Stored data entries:

——————

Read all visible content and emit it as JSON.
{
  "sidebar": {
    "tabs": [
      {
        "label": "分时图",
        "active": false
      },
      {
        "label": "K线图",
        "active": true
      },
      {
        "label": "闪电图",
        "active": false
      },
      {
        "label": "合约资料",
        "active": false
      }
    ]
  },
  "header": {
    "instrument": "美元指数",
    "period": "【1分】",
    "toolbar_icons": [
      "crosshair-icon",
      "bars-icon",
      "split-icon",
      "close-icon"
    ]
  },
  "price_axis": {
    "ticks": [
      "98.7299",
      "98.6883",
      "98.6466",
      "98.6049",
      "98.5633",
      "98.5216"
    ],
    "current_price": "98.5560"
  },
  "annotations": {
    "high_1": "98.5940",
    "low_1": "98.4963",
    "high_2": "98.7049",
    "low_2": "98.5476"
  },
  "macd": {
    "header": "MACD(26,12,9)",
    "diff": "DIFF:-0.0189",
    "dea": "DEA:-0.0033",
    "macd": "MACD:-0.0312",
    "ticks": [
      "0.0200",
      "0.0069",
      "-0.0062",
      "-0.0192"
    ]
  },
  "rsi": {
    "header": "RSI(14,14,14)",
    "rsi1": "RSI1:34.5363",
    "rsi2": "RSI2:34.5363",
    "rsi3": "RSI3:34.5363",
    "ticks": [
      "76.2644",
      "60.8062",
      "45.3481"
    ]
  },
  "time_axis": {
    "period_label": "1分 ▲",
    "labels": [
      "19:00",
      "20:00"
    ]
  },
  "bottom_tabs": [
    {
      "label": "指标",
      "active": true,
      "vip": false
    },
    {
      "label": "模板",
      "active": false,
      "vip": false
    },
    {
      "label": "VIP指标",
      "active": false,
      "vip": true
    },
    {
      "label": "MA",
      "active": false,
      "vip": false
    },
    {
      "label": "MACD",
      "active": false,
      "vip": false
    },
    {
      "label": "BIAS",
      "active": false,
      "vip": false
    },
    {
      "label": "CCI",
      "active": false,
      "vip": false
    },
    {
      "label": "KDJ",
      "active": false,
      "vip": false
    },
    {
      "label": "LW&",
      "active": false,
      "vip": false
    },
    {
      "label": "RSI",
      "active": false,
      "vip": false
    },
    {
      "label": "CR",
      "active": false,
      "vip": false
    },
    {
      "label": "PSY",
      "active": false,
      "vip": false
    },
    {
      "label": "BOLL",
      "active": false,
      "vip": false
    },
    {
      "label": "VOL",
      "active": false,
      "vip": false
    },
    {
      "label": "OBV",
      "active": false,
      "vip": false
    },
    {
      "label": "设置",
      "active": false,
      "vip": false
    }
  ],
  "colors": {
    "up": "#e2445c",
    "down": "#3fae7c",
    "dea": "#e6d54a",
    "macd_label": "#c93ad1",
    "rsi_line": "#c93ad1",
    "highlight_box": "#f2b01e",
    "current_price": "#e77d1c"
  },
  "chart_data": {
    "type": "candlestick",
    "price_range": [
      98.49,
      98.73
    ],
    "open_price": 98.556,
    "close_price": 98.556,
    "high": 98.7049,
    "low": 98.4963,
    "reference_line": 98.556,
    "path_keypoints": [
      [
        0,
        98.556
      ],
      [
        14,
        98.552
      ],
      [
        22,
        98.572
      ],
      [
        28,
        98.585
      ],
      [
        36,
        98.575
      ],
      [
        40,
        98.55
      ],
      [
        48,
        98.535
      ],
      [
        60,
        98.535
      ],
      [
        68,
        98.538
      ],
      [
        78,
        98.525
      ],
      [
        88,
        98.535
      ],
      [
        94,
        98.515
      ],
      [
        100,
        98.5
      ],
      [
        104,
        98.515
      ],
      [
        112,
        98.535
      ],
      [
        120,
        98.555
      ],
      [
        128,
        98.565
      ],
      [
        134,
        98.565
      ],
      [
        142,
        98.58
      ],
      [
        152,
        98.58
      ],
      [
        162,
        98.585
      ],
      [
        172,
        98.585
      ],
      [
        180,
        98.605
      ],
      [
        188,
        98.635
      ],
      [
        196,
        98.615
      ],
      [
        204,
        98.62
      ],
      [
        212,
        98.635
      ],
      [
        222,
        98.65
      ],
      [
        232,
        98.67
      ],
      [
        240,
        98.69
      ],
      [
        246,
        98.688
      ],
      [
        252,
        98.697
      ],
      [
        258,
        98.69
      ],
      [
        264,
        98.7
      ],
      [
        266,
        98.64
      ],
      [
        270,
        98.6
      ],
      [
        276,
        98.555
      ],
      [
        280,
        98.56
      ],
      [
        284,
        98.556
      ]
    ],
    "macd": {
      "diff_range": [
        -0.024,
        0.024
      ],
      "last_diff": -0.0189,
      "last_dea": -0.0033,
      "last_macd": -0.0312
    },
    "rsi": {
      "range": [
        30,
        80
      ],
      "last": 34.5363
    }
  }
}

——————

- [Problem to solve]: Write out every entry above, word for word.

- [Full response]:
Read all visible content and emit it as JSON.
{
  "sidebar": {
    "tabs": [
      {
        "label": "分时图",
        "active": false
      },
      {
        "label": "K线图",
        "active": true
      },
      {
        "label": "闪电图",
        "active": false
      },
      {
        "label": "合约资料",
        "active": false
      }
    ]
  },
  "header": {
    "instrument": "美元指数",
    "period": "【1分】",
    "toolbar_icons": [
      "crosshair-icon",
      "bars-icon",
      "split-icon",
      "close-icon"
    ]
  },
  "price_axis": {
    "ticks": [
      "98.7299",
      "98.6883",
      "98.6466",
      "98.6049",
      "98.5633",
      "98.5216"
    ],
    "current_price": "98.5560"
  },
  "annotations": {
    "high_1": "98.5940",
    "low_1": "98.4963",
    "high_2": "98.7049",
    "low_2": "98.5476"
  },
  "macd": {
    "header": "MACD(26,12,9)",
    "diff": "DIFF:-0.0189",
    "dea": "DEA:-0.0033",
    "macd": "MACD:-0.0312",
    "ticks": [
      "0.0200",
      "0.0069",
      "-0.0062",
      "-0.0192"
    ]
  },
  "rsi": {
    "header": "RSI(14,14,14)",
    "rsi1": "RSI1:34.5363",
    "rsi2": "RSI2:34.5363",
    "rsi3": "RSI3:34.5363",
    "ticks": [
      "76.2644",
      "60.8062",
      "45.3481"
    ]
  },
  "time_axis": {
    "period_label": "1分 ▲",
    "labels": [
      "19:00",
      "20:00"
    ]
  },
  "bottom_tabs": [
    {
      "label": "指标",
      "active": true,
      "vip": false
    },
    {
      "label": "模板",
      "active": false,
      "vip": false
    },
    {
      "label": "VIP指标",
      "active": false,
      "vip": true
    },
    {
      "label": "MA",
      "active": false,
      "vip": false
    },
    {
      "label": "MACD",
      "active": false,
      "vip": false
    },
    {
      "label": "BIAS",
      "active": false,
      "vip": false
    },
    {
      "label": "CCI",
      "active": false,
      "vip": false
    },
    {
      "label": "KDJ",
      "active": false,
      "vip": false
    },
    {
      "label": "LW&",
      "active": false,
      "vip": false
    },
    {
      "label": "RSI",
      "active": false,
      "vip": false
    },
    {
      "label": "CR",
      "active": false,
      "vip": false
    },
    {
      "label": "PSY",
      "active": false,
      "vip": false
    },
    {
      "label": "BOLL",
      "active": false,
      "vip": false
    },
    {
      "label": "VOL",
      "active": false,
      "vip": false
    },
    {
      "label": "OBV",
      "active": false,
      "vip": false
    },
    {
      "label": "设置",
      "active": false,
      "vip": false
    }
  ],
  "colors": {
    "up": "#e2445c",
    "down": "#3fae7c",
    "dea": "#e6d54a",
    "macd_label": "#c93ad1",
    "rsi_line": "#c93ad1",
    "highlight_box": "#f2b01e",
    "current_price": "#e77d1c"
  },
  "chart_data": {
    "type": "candlestick",
    "price_range": [
      98.49,
      98.73
    ],
    "open_price": 98.556,
    "close_price": 98.556,
    "high": 98.7049,
    "low": 98.4963,
    "reference_line": 98.556,
    "path_keypoints": [
      [
        0,
        98.556
      ],
      [
        14,
        98.552
      ],
      [
        22,
        98.572
      ],
      [
        28,
        98.585
      ],
      [
        36,
        98.575
      ],
      [
        40,
        98.55
      ],
      [
        48,
        98.535
      ],
      [
        60,
        98.535
      ],
      [
        68,
        98.538
      ],
      [
        78,
        98.525
      ],
      [
        88,
        98.535
      ],
      [
        94,
        98.515
      ],
      [
        100,
        98.5
      ],
      [
        104,
        98.515
      ],
      [
        112,
        98.535
      ],
      [
        120,
        98.555
      ],
      [
        128,
        98.565
      ],
      [
        134,
        98.565
      ],
      [
        142,
        98.58
      ],
      [
        152,
        98.58
      ],
      [
        162,
        98.585
      ],
      [
        172,
        98.585
      ],
      [
        180,
        98.605
      ],
      [
        188,
        98.635
      ],
      [
        196,
        98.615
      ],
      [
        204,
        98.62
      ],
      [
        212,
        98.635
      ],
      [
        222,
        98.65
      ],
      [
        232,
        98.67
      ],
      [
        240,
        98.69
      ],
      [
        246,
        98.688
      ],
      [
        252,
        98.697
      ],
      [
        258,
        98.69
      ],
      [
        264,
        98.7
      ],
      [
        266,
        98.64
      ],
      [
        270,
        98.6
      ],
      [
        276,
        98.555
      ],
      [
        280,
        98.56
      ],
      [
        284,
        98.556
      ]
    ],
    "macd": {
      "diff_range": [
        -0.024,
        0.024
      ],
      "last_diff": -0.0189,
      "last_dea": -0.0033,
      "last_macd": -0.0312
    },
    "rsi": {
      "range": [
        30,
        80
      ],
      "last": 34.5363
    }
  }
}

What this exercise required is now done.